**WHAT IS ASKED:** Scan the entries below and extract each line with the word "megalapozása" in it.

+++ PROVIDED MATERIAL

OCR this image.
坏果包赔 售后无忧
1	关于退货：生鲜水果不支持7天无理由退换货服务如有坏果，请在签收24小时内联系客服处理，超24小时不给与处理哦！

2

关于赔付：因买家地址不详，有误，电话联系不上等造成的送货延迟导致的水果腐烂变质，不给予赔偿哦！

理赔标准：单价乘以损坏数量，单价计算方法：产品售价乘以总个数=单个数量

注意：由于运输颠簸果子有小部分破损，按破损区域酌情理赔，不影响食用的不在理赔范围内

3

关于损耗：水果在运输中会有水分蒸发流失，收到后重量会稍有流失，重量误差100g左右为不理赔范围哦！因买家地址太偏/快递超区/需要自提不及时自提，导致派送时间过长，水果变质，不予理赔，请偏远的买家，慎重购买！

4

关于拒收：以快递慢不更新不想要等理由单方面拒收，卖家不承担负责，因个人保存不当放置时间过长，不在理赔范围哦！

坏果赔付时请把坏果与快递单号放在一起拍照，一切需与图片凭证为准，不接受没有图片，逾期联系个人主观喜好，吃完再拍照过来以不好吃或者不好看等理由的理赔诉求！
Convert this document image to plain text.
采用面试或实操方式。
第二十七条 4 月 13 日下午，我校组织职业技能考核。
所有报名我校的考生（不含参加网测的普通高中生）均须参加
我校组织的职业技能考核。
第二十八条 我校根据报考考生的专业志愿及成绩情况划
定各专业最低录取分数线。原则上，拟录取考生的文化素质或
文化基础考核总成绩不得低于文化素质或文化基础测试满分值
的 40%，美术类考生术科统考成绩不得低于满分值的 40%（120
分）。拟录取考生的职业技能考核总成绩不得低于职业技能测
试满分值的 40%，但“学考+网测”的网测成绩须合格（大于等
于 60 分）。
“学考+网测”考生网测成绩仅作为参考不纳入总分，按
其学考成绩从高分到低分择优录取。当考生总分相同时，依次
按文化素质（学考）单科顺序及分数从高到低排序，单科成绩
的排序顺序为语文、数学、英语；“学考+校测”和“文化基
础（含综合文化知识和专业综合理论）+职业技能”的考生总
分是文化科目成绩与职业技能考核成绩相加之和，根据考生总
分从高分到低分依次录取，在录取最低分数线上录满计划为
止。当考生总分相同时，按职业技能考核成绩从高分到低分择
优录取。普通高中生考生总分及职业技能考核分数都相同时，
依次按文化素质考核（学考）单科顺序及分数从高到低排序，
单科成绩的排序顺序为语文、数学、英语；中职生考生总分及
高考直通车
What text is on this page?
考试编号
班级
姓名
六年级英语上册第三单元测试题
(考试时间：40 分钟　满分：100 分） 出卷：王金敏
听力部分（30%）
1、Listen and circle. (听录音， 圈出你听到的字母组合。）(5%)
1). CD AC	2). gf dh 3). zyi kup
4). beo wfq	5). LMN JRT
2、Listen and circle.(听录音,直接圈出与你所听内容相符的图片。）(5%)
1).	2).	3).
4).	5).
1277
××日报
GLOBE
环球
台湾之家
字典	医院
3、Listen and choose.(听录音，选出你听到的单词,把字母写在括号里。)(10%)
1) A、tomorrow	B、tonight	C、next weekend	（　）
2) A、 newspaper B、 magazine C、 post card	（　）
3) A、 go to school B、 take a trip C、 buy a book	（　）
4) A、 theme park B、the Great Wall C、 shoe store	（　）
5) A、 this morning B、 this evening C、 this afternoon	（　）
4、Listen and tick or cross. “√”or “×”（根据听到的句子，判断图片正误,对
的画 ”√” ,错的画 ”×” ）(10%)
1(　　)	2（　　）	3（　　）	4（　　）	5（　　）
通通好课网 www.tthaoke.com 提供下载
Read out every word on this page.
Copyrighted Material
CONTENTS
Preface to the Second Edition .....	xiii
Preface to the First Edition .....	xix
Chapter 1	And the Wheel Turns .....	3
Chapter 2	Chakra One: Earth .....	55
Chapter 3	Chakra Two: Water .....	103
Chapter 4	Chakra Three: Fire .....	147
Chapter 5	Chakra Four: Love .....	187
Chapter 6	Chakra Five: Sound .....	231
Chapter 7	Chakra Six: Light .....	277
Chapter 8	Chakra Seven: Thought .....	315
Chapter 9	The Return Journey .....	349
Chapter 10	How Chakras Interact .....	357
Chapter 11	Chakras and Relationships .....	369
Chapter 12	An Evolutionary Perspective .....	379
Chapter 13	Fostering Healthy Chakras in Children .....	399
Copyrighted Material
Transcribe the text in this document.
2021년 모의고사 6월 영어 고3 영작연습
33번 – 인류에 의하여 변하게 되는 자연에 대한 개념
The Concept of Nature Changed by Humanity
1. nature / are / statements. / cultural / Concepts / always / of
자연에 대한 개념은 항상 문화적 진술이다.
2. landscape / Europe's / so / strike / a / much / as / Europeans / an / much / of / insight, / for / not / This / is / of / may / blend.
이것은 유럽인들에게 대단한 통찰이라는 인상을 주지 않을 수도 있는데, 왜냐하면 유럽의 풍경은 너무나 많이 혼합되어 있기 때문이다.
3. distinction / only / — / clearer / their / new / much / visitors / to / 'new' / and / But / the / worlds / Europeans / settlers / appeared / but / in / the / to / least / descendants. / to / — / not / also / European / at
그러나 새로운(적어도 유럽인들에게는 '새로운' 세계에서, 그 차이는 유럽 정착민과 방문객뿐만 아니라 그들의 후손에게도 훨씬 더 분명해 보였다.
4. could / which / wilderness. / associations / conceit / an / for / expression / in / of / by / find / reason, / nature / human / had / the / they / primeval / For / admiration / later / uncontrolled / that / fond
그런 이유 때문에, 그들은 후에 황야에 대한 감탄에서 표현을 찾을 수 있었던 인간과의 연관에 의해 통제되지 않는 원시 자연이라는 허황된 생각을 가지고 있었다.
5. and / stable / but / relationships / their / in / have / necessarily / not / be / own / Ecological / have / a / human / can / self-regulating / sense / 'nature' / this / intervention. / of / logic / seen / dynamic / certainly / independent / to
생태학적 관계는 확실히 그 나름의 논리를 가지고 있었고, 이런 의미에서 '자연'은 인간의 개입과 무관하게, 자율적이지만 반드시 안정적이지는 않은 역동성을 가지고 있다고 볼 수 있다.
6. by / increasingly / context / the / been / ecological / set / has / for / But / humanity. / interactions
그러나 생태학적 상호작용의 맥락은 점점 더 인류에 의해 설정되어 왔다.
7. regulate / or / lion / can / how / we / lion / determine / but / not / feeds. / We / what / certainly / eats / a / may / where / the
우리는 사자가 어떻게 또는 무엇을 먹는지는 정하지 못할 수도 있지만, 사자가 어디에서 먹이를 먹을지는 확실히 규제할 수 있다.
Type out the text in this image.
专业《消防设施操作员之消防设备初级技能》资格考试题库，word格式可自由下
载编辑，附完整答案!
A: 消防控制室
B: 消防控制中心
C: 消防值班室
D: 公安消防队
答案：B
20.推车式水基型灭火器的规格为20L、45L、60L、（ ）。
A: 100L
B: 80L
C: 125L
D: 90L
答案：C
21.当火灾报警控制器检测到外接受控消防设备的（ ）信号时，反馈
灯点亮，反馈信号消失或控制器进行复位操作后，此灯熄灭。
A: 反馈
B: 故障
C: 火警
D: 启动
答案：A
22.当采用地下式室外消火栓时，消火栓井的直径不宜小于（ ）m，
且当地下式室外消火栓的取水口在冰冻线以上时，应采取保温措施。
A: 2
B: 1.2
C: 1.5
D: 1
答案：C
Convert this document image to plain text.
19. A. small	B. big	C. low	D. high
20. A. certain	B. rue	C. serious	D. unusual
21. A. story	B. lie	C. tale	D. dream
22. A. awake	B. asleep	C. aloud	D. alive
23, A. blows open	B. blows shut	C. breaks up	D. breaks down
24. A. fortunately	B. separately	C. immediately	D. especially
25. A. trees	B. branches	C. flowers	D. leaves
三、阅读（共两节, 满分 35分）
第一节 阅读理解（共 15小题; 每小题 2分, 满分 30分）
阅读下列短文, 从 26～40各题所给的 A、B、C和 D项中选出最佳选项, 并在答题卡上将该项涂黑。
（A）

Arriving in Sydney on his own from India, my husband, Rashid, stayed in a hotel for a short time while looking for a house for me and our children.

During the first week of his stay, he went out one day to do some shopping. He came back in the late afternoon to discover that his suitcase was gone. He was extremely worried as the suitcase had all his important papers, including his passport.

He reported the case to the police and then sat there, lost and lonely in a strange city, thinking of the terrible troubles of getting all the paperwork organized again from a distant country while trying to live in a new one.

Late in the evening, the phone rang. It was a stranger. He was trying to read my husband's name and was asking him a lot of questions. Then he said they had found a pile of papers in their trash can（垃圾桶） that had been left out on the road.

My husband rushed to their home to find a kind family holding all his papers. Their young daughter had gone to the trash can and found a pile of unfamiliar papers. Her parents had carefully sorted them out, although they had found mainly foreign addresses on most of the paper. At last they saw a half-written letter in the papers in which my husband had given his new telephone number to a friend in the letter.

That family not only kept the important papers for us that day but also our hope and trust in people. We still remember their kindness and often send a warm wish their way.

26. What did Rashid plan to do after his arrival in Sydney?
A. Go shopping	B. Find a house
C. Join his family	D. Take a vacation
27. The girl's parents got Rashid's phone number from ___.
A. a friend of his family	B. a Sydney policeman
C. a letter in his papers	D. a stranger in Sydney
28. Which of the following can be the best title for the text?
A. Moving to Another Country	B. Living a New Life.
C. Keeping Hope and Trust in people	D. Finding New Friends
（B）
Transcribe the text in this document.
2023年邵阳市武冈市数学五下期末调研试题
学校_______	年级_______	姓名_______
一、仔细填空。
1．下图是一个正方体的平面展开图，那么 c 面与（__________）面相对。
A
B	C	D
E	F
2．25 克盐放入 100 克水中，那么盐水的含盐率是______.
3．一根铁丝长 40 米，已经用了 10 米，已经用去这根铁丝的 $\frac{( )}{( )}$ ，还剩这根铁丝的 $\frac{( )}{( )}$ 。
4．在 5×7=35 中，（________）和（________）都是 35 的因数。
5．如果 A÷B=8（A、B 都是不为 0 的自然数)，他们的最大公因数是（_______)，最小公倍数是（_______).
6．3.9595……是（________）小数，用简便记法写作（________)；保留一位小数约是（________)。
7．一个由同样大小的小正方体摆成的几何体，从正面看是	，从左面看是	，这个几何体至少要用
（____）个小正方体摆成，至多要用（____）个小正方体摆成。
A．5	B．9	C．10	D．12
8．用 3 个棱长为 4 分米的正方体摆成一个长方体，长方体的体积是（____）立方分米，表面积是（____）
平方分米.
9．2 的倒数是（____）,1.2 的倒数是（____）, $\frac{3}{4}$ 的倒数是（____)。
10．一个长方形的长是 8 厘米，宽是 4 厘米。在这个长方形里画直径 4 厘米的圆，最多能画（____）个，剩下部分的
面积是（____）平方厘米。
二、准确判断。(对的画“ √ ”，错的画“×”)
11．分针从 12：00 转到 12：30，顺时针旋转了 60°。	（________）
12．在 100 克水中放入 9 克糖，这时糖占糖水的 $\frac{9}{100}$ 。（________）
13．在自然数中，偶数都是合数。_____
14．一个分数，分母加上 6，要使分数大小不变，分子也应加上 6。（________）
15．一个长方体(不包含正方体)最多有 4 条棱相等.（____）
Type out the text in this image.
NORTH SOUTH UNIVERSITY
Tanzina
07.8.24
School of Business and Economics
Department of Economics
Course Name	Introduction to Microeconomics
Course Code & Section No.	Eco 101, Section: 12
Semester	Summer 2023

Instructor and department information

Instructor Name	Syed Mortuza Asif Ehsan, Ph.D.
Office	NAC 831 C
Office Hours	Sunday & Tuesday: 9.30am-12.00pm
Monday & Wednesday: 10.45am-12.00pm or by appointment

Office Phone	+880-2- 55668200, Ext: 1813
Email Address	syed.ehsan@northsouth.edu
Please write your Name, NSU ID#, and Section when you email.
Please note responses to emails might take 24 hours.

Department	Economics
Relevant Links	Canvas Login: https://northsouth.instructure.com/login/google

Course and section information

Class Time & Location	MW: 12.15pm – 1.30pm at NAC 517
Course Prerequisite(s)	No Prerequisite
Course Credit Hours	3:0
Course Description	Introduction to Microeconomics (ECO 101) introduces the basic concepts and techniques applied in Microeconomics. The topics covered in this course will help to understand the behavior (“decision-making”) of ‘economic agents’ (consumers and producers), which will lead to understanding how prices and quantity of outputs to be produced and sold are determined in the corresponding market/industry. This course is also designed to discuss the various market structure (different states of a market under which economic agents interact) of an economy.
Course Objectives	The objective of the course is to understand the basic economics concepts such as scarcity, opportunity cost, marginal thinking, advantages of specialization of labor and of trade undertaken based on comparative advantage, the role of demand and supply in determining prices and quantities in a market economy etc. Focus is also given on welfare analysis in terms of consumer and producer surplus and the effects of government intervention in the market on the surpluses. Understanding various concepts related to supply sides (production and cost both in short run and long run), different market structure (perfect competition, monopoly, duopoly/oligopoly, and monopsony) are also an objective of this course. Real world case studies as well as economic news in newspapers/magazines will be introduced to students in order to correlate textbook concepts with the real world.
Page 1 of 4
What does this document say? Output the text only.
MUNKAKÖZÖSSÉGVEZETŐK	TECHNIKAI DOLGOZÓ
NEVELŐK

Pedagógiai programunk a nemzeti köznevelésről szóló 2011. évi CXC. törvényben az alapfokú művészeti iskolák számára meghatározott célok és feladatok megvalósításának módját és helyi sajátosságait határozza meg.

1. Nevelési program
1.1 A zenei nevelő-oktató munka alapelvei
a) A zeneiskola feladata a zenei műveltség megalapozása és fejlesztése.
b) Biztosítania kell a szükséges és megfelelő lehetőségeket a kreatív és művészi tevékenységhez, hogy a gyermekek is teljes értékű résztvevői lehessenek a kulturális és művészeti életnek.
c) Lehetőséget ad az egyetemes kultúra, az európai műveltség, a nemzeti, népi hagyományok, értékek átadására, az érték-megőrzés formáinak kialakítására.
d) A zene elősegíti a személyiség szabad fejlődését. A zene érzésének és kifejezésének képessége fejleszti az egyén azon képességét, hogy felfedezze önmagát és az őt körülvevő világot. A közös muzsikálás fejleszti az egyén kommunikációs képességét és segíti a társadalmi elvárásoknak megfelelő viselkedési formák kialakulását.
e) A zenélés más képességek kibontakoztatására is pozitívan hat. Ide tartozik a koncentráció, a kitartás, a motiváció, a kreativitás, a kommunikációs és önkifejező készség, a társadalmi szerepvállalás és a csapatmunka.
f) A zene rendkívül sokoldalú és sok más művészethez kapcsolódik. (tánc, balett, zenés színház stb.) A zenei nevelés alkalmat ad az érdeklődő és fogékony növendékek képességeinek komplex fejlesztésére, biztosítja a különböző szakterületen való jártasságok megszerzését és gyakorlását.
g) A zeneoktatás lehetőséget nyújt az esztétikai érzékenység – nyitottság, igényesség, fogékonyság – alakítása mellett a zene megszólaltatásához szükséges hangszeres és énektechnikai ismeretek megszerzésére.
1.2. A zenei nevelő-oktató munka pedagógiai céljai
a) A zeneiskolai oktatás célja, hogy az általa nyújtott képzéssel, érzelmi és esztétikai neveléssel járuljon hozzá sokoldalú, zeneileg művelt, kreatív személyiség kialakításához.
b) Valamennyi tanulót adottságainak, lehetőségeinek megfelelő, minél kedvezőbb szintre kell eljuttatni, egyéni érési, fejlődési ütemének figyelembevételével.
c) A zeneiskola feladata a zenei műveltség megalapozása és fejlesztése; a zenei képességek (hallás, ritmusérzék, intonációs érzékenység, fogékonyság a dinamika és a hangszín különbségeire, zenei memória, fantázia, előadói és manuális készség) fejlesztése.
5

++++++

**SOLUTION:**
a) A zeneiskola feladata a zenei műveltség megalapozása és fejlesztése.
c) A zeneiskola feladata a zenei műveltség megalapozása és fejlesztése; a zenei képességek (hallás, ritmusérzék, intonációs érzékenység, fogékonyság a dinamika és a hangszín különbségeire, zenei memória, fantázia, előadói és manuális készség) fejlesztése.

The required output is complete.